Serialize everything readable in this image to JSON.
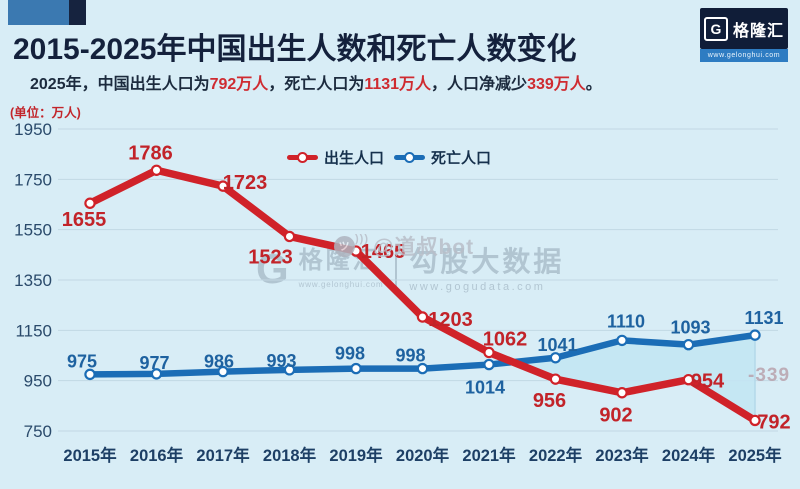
{
  "page": {
    "background": "#d8edf6"
  },
  "header": {
    "title": "2015-2025年中国出生人数和死亡人数变化",
    "subtitle_parts": [
      {
        "text": "2025年，中国出生人口为",
        "highlight": false
      },
      {
        "text": "792万人",
        "highlight": true
      },
      {
        "text": "，死亡人口为",
        "highlight": false
      },
      {
        "text": "1131万人",
        "highlight": true
      },
      {
        "text": "，人口净减少",
        "highlight": false
      },
      {
        "text": "339万人",
        "highlight": true
      },
      {
        "text": "。",
        "highlight": false
      }
    ],
    "logo": {
      "gmark": "G",
      "brand": "格隆汇",
      "url": "www.gelonghui.com"
    }
  },
  "chart_data": {
    "type": "line",
    "title": "2015-2025年中国出生人数和死亡人数变化",
    "unit_label": "(单位：万人)",
    "categories": [
      "2015年",
      "2016年",
      "2017年",
      "2018年",
      "2019年",
      "2020年",
      "2021年",
      "2022年",
      "2023年",
      "2024年",
      "2025年"
    ],
    "series": [
      {
        "name": "出生人口",
        "color": "#d02229",
        "label_color": "#c22329",
        "values": [
          1655,
          1786,
          1723,
          1523,
          1465,
          1203,
          1062,
          956,
          902,
          954,
          792
        ],
        "label_offsets": [
          [
            -6,
            16
          ],
          [
            -6,
            -18
          ],
          [
            22,
            -4
          ],
          [
            -19,
            20
          ],
          [
            27,
            0
          ],
          [
            28,
            2
          ],
          [
            16,
            -14
          ],
          [
            -6,
            21
          ],
          [
            -6,
            22
          ],
          [
            19,
            1
          ],
          [
            19,
            1
          ]
        ]
      },
      {
        "name": "死亡人口",
        "color": "#1b6db6",
        "label_color": "#1e62a0",
        "values": [
          975,
          977,
          986,
          993,
          998,
          998,
          1014,
          1041,
          1110,
          1093,
          1131
        ],
        "label_offsets": [
          [
            -8,
            -13
          ],
          [
            -2,
            -11
          ],
          [
            -4,
            -10
          ],
          [
            -8,
            -9
          ],
          [
            -6,
            -15
          ],
          [
            -12,
            -13
          ],
          [
            -4,
            23
          ],
          [
            2,
            -13
          ],
          [
            4,
            -19
          ],
          [
            2,
            -17
          ],
          [
            9,
            -17
          ]
        ]
      }
    ],
    "yticks": [
      1950,
      1750,
      1550,
      1350,
      1150,
      950,
      750
    ],
    "ylim": [
      750,
      1950
    ],
    "grid": true,
    "legend_position": "top-center",
    "fill_between": {
      "upper": "死亡人口",
      "lower": "出生人口",
      "color": "#c3e5f3",
      "note": "shaded where deaths exceed births, 2022-2025"
    },
    "annotation": {
      "text": "-339",
      "color": "#b9a2ad",
      "meaning": "net population change 2025 (792-1131)"
    }
  },
  "watermarks": {
    "weibo": {
      "text": "@道叔bot",
      "icon": "panda-weibo-icon"
    },
    "brand": {
      "gmark": "G",
      "name": "格隆汇",
      "url1": "www.gelonghui.com",
      "partner": "勾股大数据",
      "url2": "www.gogudata.com"
    }
  },
  "style": {
    "axis_text_color": "#2a4a6b",
    "xlabel_color": "#1d3f65",
    "grid_color": "#c2d8e4",
    "legend_text_color": "#16314d"
  }
}
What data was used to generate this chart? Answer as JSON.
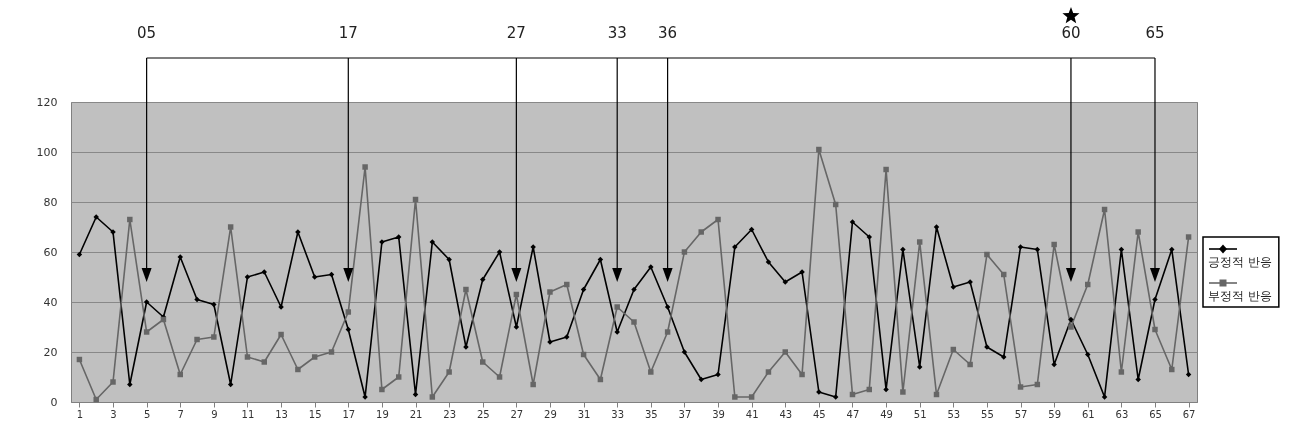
{
  "chart_data": {
    "type": "line",
    "x": [
      1,
      2,
      3,
      4,
      5,
      6,
      7,
      8,
      9,
      10,
      11,
      12,
      13,
      14,
      15,
      16,
      17,
      18,
      19,
      20,
      21,
      22,
      23,
      24,
      25,
      26,
      27,
      28,
      29,
      30,
      31,
      32,
      33,
      34,
      35,
      36,
      37,
      38,
      39,
      40,
      41,
      42,
      43,
      44,
      45,
      46,
      47,
      48,
      49,
      50,
      51,
      52,
      53,
      54,
      55,
      56,
      57,
      58,
      59,
      60,
      61,
      62,
      63,
      64,
      65,
      66,
      67
    ],
    "series": [
      {
        "name": "긍정적 반응",
        "color": "#000000",
        "marker": "diamond",
        "values": [
          59,
          74,
          68,
          7,
          40,
          34,
          58,
          41,
          39,
          7,
          50,
          52,
          38,
          68,
          50,
          51,
          29,
          2,
          64,
          66,
          3,
          64,
          57,
          22,
          49,
          60,
          30,
          62,
          24,
          26,
          45,
          57,
          28,
          45,
          54,
          38,
          20,
          9,
          11,
          62,
          69,
          56,
          48,
          52,
          4,
          2,
          72,
          66,
          5,
          61,
          14,
          70,
          46,
          48,
          22,
          18,
          62,
          61,
          15,
          33,
          19,
          2,
          61,
          9,
          41,
          61,
          11
        ]
      },
      {
        "name": "부정적 반응",
        "color": "#666666",
        "marker": "square",
        "values": [
          17,
          1,
          8,
          73,
          28,
          33,
          11,
          25,
          26,
          70,
          18,
          16,
          27,
          13,
          18,
          20,
          36,
          94,
          5,
          10,
          81,
          2,
          12,
          45,
          16,
          10,
          43,
          7,
          44,
          47,
          19,
          9,
          38,
          32,
          12,
          28,
          60,
          68,
          73,
          2,
          2,
          12,
          20,
          11,
          101,
          79,
          3,
          5,
          93,
          4,
          64,
          3,
          21,
          15,
          59,
          51,
          6,
          7,
          63,
          30,
          47,
          77,
          12,
          68,
          29,
          13,
          66
        ]
      }
    ],
    "xlim": [
      0.5,
      67.5
    ],
    "xticks": [
      1,
      3,
      5,
      7,
      9,
      11,
      13,
      15,
      17,
      19,
      21,
      23,
      25,
      27,
      29,
      31,
      33,
      35,
      37,
      39,
      41,
      43,
      45,
      47,
      49,
      51,
      53,
      55,
      57,
      59,
      61,
      63,
      65,
      67
    ],
    "ylim": [
      0,
      120
    ],
    "yticks": [
      0,
      20,
      40,
      60,
      80,
      100,
      120
    ],
    "grid": "y",
    "legend": "right",
    "ref_lines": [
      {
        "axis": "x",
        "value": 5,
        "label": "05"
      },
      {
        "axis": "x",
        "value": 17,
        "label": "17"
      },
      {
        "axis": "x",
        "value": 27,
        "label": "27"
      },
      {
        "axis": "x",
        "value": 33,
        "label": "33"
      },
      {
        "axis": "x",
        "value": 36,
        "label": "36"
      },
      {
        "axis": "x",
        "value": 60,
        "label": "60"
      },
      {
        "axis": "x",
        "value": 65,
        "label": "65"
      }
    ]
  }
}
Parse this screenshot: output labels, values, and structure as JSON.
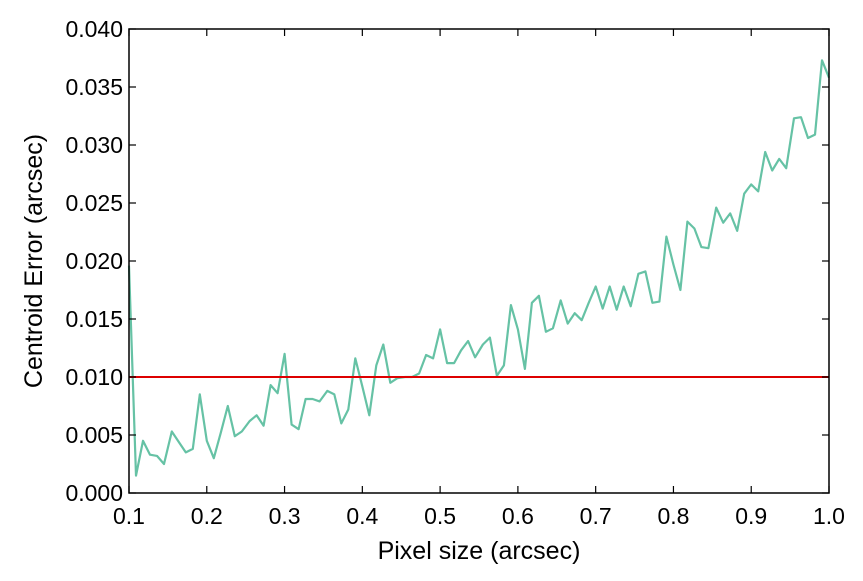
====================
Leave out the pictures and restate everything else word for word.

EXERCISE SOLUTION:
Serialize everything readable in this image to JSON.
{
  "page": {
    "background": "#d8edf6"
  },
  "header": {
    "title": "2015-2025年中国出生人数和死亡人数变化",
    "subtitle_parts": [
      {
        "text": "2025年，中国出生人口为",
        "highlight": false
      },
      {
        "text": "792万人",
        "highlight": true
      },
      {
        "text": "，死亡人口为",
        "highlight": false
      },
      {
        "text": "1131万人",
        "highlight": true
      },
      {
        "text": "，人口净减少",
        "highlight": false
      },
      {
        "text": "339万人",
        "highlight": true
      },
      {
        "text": "。",
        "highlight": false
      }
    ],
    "logo": {
      "gmark": "G",
      "brand": "格隆汇",
      "url": "www.gelonghui.com"
    }
  },
  "chart_data": {
    "type": "line",
    "title": "2015-2025年中国出生人数和死亡人数变化",
    "unit_label": "(单位：万人)",
    "categories": [
      "2015年",
      "2016年",
      "2017年",
      "2018年",
      "2019年",
      "2020年",
      "2021年",
      "2022年",
      "2023年",
      "2024年",
      "2025年"
    ],
    "series": [
      {
        "name": "出生人口",
        "color": "#d02229",
        "label_color": "#c22329",
        "values": [
          1655,
          1786,
          1723,
          1523,
          1465,
          1203,
          1062,
          956,
          902,
          954,
          792
        ],
        "label_offsets": [
          [
            -6,
            16
          ],
          [
            -6,
            -18
          ],
          [
            22,
            -4
          ],
          [
            -19,
            20
          ],
          [
            27,
            0
          ],
          [
            28,
            2
          ],
          [
            16,
            -14
          ],
          [
            -6,
            21
          ],
          [
            -6,
            22
          ],
          [
            19,
            1
          ],
          [
            19,
            1
          ]
        ]
      },
      {
        "name": "死亡人口",
        "color": "#1b6db6",
        "label_color": "#1e62a0",
        "values": [
          975,
          977,
          986,
          993,
          998,
          998,
          1014,
          1041,
          1110,
          1093,
          1131
        ],
        "label_offsets": [
          [
            -8,
            -13
          ],
          [
            -2,
            -11
          ],
          [
            -4,
            -10
          ],
          [
            -8,
            -9
          ],
          [
            -6,
            -15
          ],
          [
            -12,
            -13
          ],
          [
            -4,
            23
          ],
          [
            2,
            -13
          ],
          [
            4,
            -19
          ],
          [
            2,
            -17
          ],
          [
            9,
            -17
          ]
        ]
      }
    ],
    "yticks": [
      1950,
      1750,
      1550,
      1350,
      1150,
      950,
      750
    ],
    "ylim": [
      750,
      1950
    ],
    "grid": true,
    "legend_position": "top-center",
    "fill_between": {
      "upper": "死亡人口",
      "lower": "出生人口",
      "color": "#c3e5f3",
      "note": "shaded where deaths exceed births, 2022-2025"
    },
    "annotation": {
      "text": "-339",
      "color": "#b9a2ad",
      "meaning": "net population change 2025 (792-1131)"
    }
  },
  "watermarks": {
    "weibo": {
      "text": "@道叔bot",
      "icon": "panda-weibo-icon"
    },
    "brand": {
      "gmark": "G",
      "name": "格隆汇",
      "url1": "www.gelonghui.com",
      "partner": "勾股大数据",
      "url2": "www.gogudata.com"
    }
  },
  "style": {
    "axis_text_color": "#2a4a6b",
    "xlabel_color": "#1d3f65",
    "grid_color": "#c2d8e4",
    "legend_text_color": "#16314d"
  }
}
What data was used to generate this chart? Answer as JSON.
{
  "chart_data": {
    "type": "line",
    "x": [
      1,
      2,
      3,
      4,
      5,
      6,
      7,
      8,
      9,
      10,
      11,
      12,
      13,
      14,
      15,
      16,
      17,
      18,
      19,
      20,
      21,
      22,
      23,
      24,
      25,
      26,
      27,
      28,
      29,
      30,
      31,
      32,
      33,
      34,
      35,
      36,
      37,
      38,
      39,
      40,
      41,
      42,
      43,
      44,
      45,
      46,
      47,
      48,
      49,
      50,
      51,
      52,
      53,
      54,
      55,
      56,
      57,
      58,
      59,
      60,
      61,
      62,
      63,
      64,
      65,
      66,
      67
    ],
    "series": [
      {
        "name": "긍정적 반응",
        "color": "#000000",
        "marker": "diamond",
        "values": [
          59,
          74,
          68,
          7,
          40,
          34,
          58,
          41,
          39,
          7,
          50,
          52,
          38,
          68,
          50,
          51,
          29,
          2,
          64,
          66,
          3,
          64,
          57,
          22,
          49,
          60,
          30,
          62,
          24,
          26,
          45,
          57,
          28,
          45,
          54,
          38,
          20,
          9,
          11,
          62,
          69,
          56,
          48,
          52,
          4,
          2,
          72,
          66,
          5,
          61,
          14,
          70,
          46,
          48,
          22,
          18,
          62,
          61,
          15,
          33,
          19,
          2,
          61,
          9,
          41,
          61,
          11
        ]
      },
      {
        "name": "부정적 반응",
        "color": "#666666",
        "marker": "square",
        "values": [
          17,
          1,
          8,
          73,
          28,
          33,
          11,
          25,
          26,
          70,
          18,
          16,
          27,
          13,
          18,
          20,
          36,
          94,
          5,
          10,
          81,
          2,
          12,
          45,
          16,
          10,
          43,
          7,
          44,
          47,
          19,
          9,
          38,
          32,
          12,
          28,
          60,
          68,
          73,
          2,
          2,
          12,
          20,
          11,
          101,
          79,
          3,
          5,
          93,
          4,
          64,
          3,
          21,
          15,
          59,
          51,
          6,
          7,
          63,
          30,
          47,
          77,
          12,
          68,
          29,
          13,
          66
        ]
      }
    ],
    "xlim": [
      0.5,
      67.5
    ],
    "xticks": [
      1,
      3,
      5,
      7,
      9,
      11,
      13,
      15,
      17,
      19,
      21,
      23,
      25,
      27,
      29,
      31,
      33,
      35,
      37,
      39,
      41,
      43,
      45,
      47,
      49,
      51,
      53,
      55,
      57,
      59,
      61,
      63,
      65,
      67
    ],
    "ylim": [
      0,
      120
    ],
    "yticks": [
      0,
      20,
      40,
      60,
      80,
      100,
      120
    ],
    "grid": "y",
    "legend": "right",
    "ref_lines": [
      {
        "axis": "x",
        "value": 5,
        "label": "05"
      },
      {
        "axis": "x",
        "value": 17,
        "label": "17"
      },
      {
        "axis": "x",
        "value": 27,
        "label": "27"
      },
      {
        "axis": "x",
        "value": 33,
        "label": "33"
      },
      {
        "axis": "x",
        "value": 36,
        "label": "36"
      },
      {
        "axis": "x",
        "value": 60,
        "label": "60"
      },
      {
        "axis": "x",
        "value": 65,
        "label": "65"
      }
    ]
  }
}
Parse this screenshot: output labels, values, and structure as JSON.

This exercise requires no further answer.